== TASK INPUTS

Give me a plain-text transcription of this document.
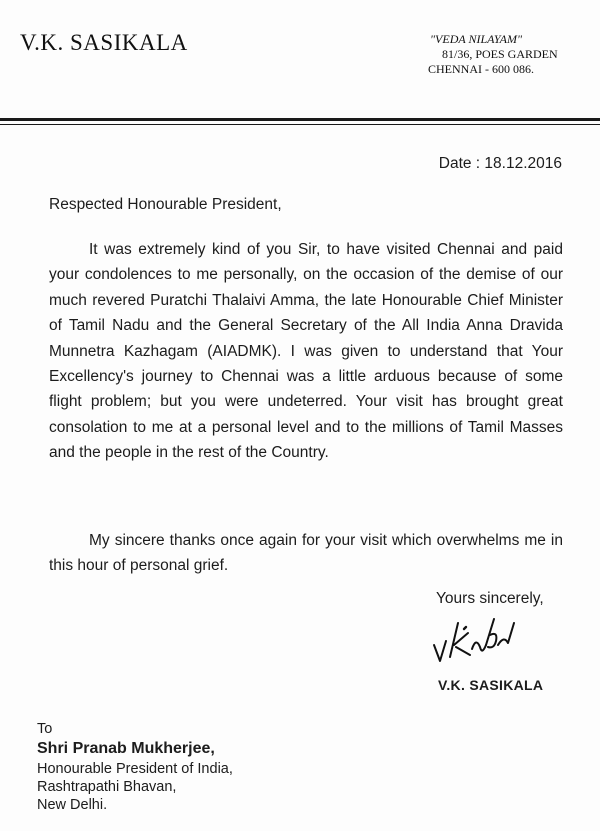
V.K. SASIKALA	"VEDA NILAYAM"
81/36, POES GARDEN
CHENNAI - 600 086.
Date : 18.12.2016
Respected Honourable President,

It was extremely kind of you Sir, to have visited Chennai and paid your condolences to me personally, on the occasion of the demise of our much revered Puratchi Thalaivi Amma, the late Honourable Chief Minister of Tamil Nadu and the General Secretary of the All India Anna Dravida Munnetra Kazhagam (AIADMK). I was given to understand that Your Excellency's journey to Chennai was a little arduous because of some flight problem; but you were undeterred. Your visit has brought great consolation to me at a personal level and to the millions of Tamil Masses and the people in the rest of the Country.

My sincere thanks once again for your visit which overwhelms me in this hour of personal grief.

Yours sincerely,
V.K. SASIKALA
To
Shri Pranab Mukherjee,
Honourable President of India,
Rashtrapathi Bhavan,
New Delhi.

====

▸ **TASK GOAL**
Drop the images and quote the entries word for word.

▸ **FINAL RESULT**
Give me a plain-text transcription of this document.
V.K. SASIKALA	"VEDA NILAYAM"
81/36, POES GARDEN
CHENNAI - 600 086.
Date : 18.12.2016
Respected Honourable President,

It was extremely kind of you Sir, to have visited Chennai and paid your condolences to me personally, on the occasion of the demise of our much revered Puratchi Thalaivi Amma, the late Honourable Chief Minister of Tamil Nadu and the General Secretary of the All India Anna Dravida Munnetra Kazhagam (AIADMK). I was given to understand that Your Excellency's journey to Chennai was a little arduous because of some flight problem; but you were undeterred. Your visit has brought great consolation to me at a personal level and to the millions of Tamil Masses and the people in the rest of the Country.

My sincere thanks once again for your visit which overwhelms me in this hour of personal grief.

Yours sincerely,
V.K. SASIKALA
To
Shri Pranab Mukherjee,
Honourable President of India,
Rashtrapathi Bhavan,
New Delhi.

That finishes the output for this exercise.